=== What the task asks ===
The records should be repeated word for word, pictures excluded.

▬▬▬▬▬▬

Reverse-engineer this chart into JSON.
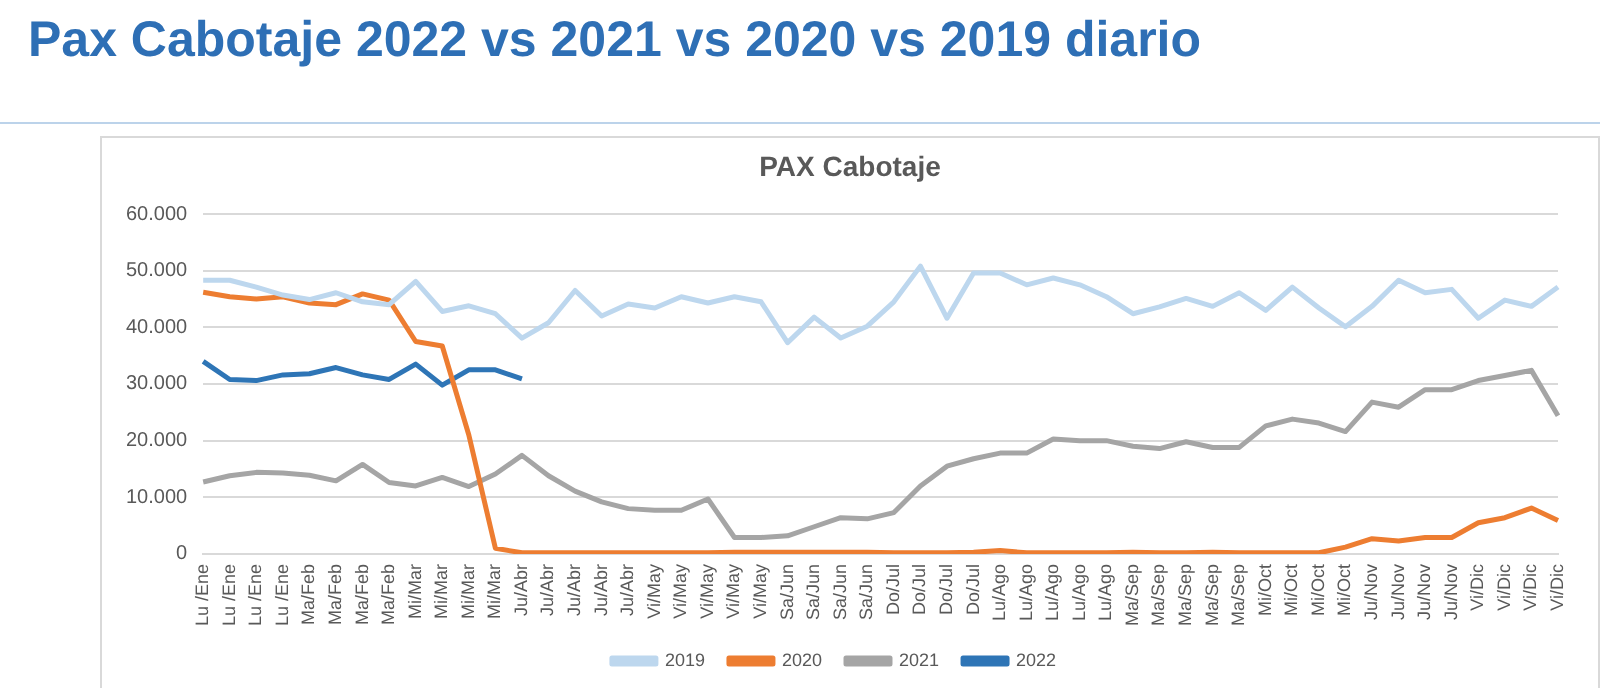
{
  "chart_data": {
    "type": "line",
    "title": "Pax Cabotaje 2022 vs 2021 vs 2020 vs 2019 diario",
    "subtitle": "PAX Cabotaje",
    "categories": [
      "Lu /Ene",
      "Lu /Ene",
      "Lu /Ene",
      "Lu /Ene",
      "Ma/Feb",
      "Ma/Feb",
      "Ma/Feb",
      "Ma/Feb",
      "Mi/Mar",
      "Mi/Mar",
      "Mi/Mar",
      "Mi/Mar",
      "Ju/Abr",
      "Ju/Abr",
      "Ju/Abr",
      "Ju/Abr",
      "Ju/Abr",
      "Vi/May",
      "Vi/May",
      "Vi/May",
      "Vi/May",
      "Vi/May",
      "Sa/Jun",
      "Sa/Jun",
      "Sa/Jun",
      "Sa/Jun",
      "Do/Jul",
      "Do/Jul",
      "Do/Jul",
      "Do/Jul",
      "Lu/Ago",
      "Lu/Ago",
      "Lu/Ago",
      "Lu/Ago",
      "Lu/Ago",
      "Ma/Sep",
      "Ma/Sep",
      "Ma/Sep",
      "Ma/Sep",
      "Ma/Sep",
      "Mi/Oct",
      "Mi/Oct",
      "Mi/Oct",
      "Mi/Oct",
      "Ju/Nov",
      "Ju/Nov",
      "Ju/Nov",
      "Ju/Nov",
      "Vi/Dic",
      "Vi/Dic",
      "Vi/Dic",
      "Vi/Dic"
    ],
    "series": [
      {
        "name": "2019",
        "color": "#bdd7ee",
        "values": [
          48300,
          48300,
          47100,
          45700,
          44900,
          46100,
          44500,
          44000,
          48100,
          42800,
          43800,
          42400,
          38100,
          40800,
          46500,
          42000,
          44100,
          43400,
          45400,
          44300,
          45400,
          44500,
          37300,
          41800,
          38100,
          40200,
          44500,
          50800,
          41600,
          49600,
          49600,
          47500,
          48700,
          47500,
          45400,
          42400,
          43600,
          45100,
          43700,
          46100,
          43000,
          47100,
          43400,
          40100,
          43700,
          48300,
          46100,
          46700,
          41600,
          44800,
          43700,
          47100
        ]
      },
      {
        "name": "2020",
        "color": "#ed7d31",
        "values": [
          46200,
          45400,
          45000,
          45400,
          44300,
          44000,
          45900,
          44800,
          37500,
          36700,
          21000,
          1000,
          200,
          200,
          200,
          200,
          200,
          200,
          200,
          200,
          300,
          300,
          300,
          300,
          300,
          300,
          200,
          200,
          200,
          300,
          600,
          200,
          200,
          200,
          200,
          300,
          200,
          200,
          300,
          200,
          200,
          200,
          200,
          1200,
          2700,
          2300,
          2900,
          2900,
          5500,
          6400,
          8100,
          5900
        ]
      },
      {
        "name": "2021",
        "color": "#a5a5a5",
        "values": [
          12700,
          13800,
          14400,
          14300,
          13900,
          12900,
          15800,
          12600,
          12000,
          13500,
          11900,
          14100,
          17400,
          13800,
          11100,
          9200,
          8000,
          7700,
          7700,
          9700,
          2900,
          2900,
          3200,
          4800,
          6400,
          6200,
          7300,
          12000,
          15500,
          16800,
          17800,
          17800,
          20300,
          20000,
          20000,
          19000,
          18600,
          19800,
          18800,
          18800,
          22600,
          23800,
          23100,
          21600,
          26800,
          25900,
          29000,
          29000,
          30600,
          31500,
          32400,
          24400
        ]
      },
      {
        "name": "2022",
        "color": "#2e75b6",
        "values": [
          34000,
          30800,
          30600,
          31600,
          31800,
          32900,
          31600,
          30800,
          33500,
          29800,
          32500,
          32500,
          30900,
          null,
          null,
          null,
          null,
          null,
          null,
          null,
          null,
          null,
          null,
          null,
          null,
          null,
          null,
          null,
          null,
          null,
          null,
          null,
          null,
          null,
          null,
          null,
          null,
          null,
          null,
          null,
          null,
          null,
          null,
          null,
          null,
          null,
          null,
          null,
          null,
          null,
          null,
          null
        ]
      }
    ],
    "ylim": [
      0,
      60000
    ],
    "yticks": [
      {
        "value": 0,
        "label": "0"
      },
      {
        "value": 10000,
        "label": "10.000"
      },
      {
        "value": 20000,
        "label": "20.000"
      },
      {
        "value": 30000,
        "label": "30.000"
      },
      {
        "value": 40000,
        "label": "40.000"
      },
      {
        "value": 50000,
        "label": "50.000"
      },
      {
        "value": 60000,
        "label": "60.000"
      }
    ],
    "grid": "y",
    "legend": "bottom",
    "marker": "none",
    "line_style": "solid"
  }
}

▬▬▬▬▬▬

=== Completed task ===
Reverse-engineer this chart into JSON.
{
  "chart_data": {
    "type": "line",
    "title": "Pax Cabotaje 2022 vs 2021 vs 2020 vs 2019 diario",
    "subtitle": "PAX Cabotaje",
    "categories": [
      "Lu /Ene",
      "Lu /Ene",
      "Lu /Ene",
      "Lu /Ene",
      "Ma/Feb",
      "Ma/Feb",
      "Ma/Feb",
      "Ma/Feb",
      "Mi/Mar",
      "Mi/Mar",
      "Mi/Mar",
      "Mi/Mar",
      "Ju/Abr",
      "Ju/Abr",
      "Ju/Abr",
      "Ju/Abr",
      "Ju/Abr",
      "Vi/May",
      "Vi/May",
      "Vi/May",
      "Vi/May",
      "Vi/May",
      "Sa/Jun",
      "Sa/Jun",
      "Sa/Jun",
      "Sa/Jun",
      "Do/Jul",
      "Do/Jul",
      "Do/Jul",
      "Do/Jul",
      "Lu/Ago",
      "Lu/Ago",
      "Lu/Ago",
      "Lu/Ago",
      "Lu/Ago",
      "Ma/Sep",
      "Ma/Sep",
      "Ma/Sep",
      "Ma/Sep",
      "Ma/Sep",
      "Mi/Oct",
      "Mi/Oct",
      "Mi/Oct",
      "Mi/Oct",
      "Ju/Nov",
      "Ju/Nov",
      "Ju/Nov",
      "Ju/Nov",
      "Vi/Dic",
      "Vi/Dic",
      "Vi/Dic",
      "Vi/Dic"
    ],
    "series": [
      {
        "name": "2019",
        "color": "#bdd7ee",
        "values": [
          48300,
          48300,
          47100,
          45700,
          44900,
          46100,
          44500,
          44000,
          48100,
          42800,
          43800,
          42400,
          38100,
          40800,
          46500,
          42000,
          44100,
          43400,
          45400,
          44300,
          45400,
          44500,
          37300,
          41800,
          38100,
          40200,
          44500,
          50800,
          41600,
          49600,
          49600,
          47500,
          48700,
          47500,
          45400,
          42400,
          43600,
          45100,
          43700,
          46100,
          43000,
          47100,
          43400,
          40100,
          43700,
          48300,
          46100,
          46700,
          41600,
          44800,
          43700,
          47100
        ]
      },
      {
        "name": "2020",
        "color": "#ed7d31",
        "values": [
          46200,
          45400,
          45000,
          45400,
          44300,
          44000,
          45900,
          44800,
          37500,
          36700,
          21000,
          1000,
          200,
          200,
          200,
          200,
          200,
          200,
          200,
          200,
          300,
          300,
          300,
          300,
          300,
          300,
          200,
          200,
          200,
          300,
          600,
          200,
          200,
          200,
          200,
          300,
          200,
          200,
          300,
          200,
          200,
          200,
          200,
          1200,
          2700,
          2300,
          2900,
          2900,
          5500,
          6400,
          8100,
          5900
        ]
      },
      {
        "name": "2021",
        "color": "#a5a5a5",
        "values": [
          12700,
          13800,
          14400,
          14300,
          13900,
          12900,
          15800,
          12600,
          12000,
          13500,
          11900,
          14100,
          17400,
          13800,
          11100,
          9200,
          8000,
          7700,
          7700,
          9700,
          2900,
          2900,
          3200,
          4800,
          6400,
          6200,
          7300,
          12000,
          15500,
          16800,
          17800,
          17800,
          20300,
          20000,
          20000,
          19000,
          18600,
          19800,
          18800,
          18800,
          22600,
          23800,
          23100,
          21600,
          26800,
          25900,
          29000,
          29000,
          30600,
          31500,
          32400,
          24400
        ]
      },
      {
        "name": "2022",
        "color": "#2e75b6",
        "values": [
          34000,
          30800,
          30600,
          31600,
          31800,
          32900,
          31600,
          30800,
          33500,
          29800,
          32500,
          32500,
          30900,
          null,
          null,
          null,
          null,
          null,
          null,
          null,
          null,
          null,
          null,
          null,
          null,
          null,
          null,
          null,
          null,
          null,
          null,
          null,
          null,
          null,
          null,
          null,
          null,
          null,
          null,
          null,
          null,
          null,
          null,
          null,
          null,
          null,
          null,
          null,
          null,
          null,
          null,
          null
        ]
      }
    ],
    "ylim": [
      0,
      60000
    ],
    "yticks": [
      {
        "value": 0,
        "label": "0"
      },
      {
        "value": 10000,
        "label": "10.000"
      },
      {
        "value": 20000,
        "label": "20.000"
      },
      {
        "value": 30000,
        "label": "30.000"
      },
      {
        "value": 40000,
        "label": "40.000"
      },
      {
        "value": 50000,
        "label": "50.000"
      },
      {
        "value": 60000,
        "label": "60.000"
      }
    ],
    "grid": "y",
    "legend": "bottom",
    "marker": "none",
    "line_style": "solid"
  }
}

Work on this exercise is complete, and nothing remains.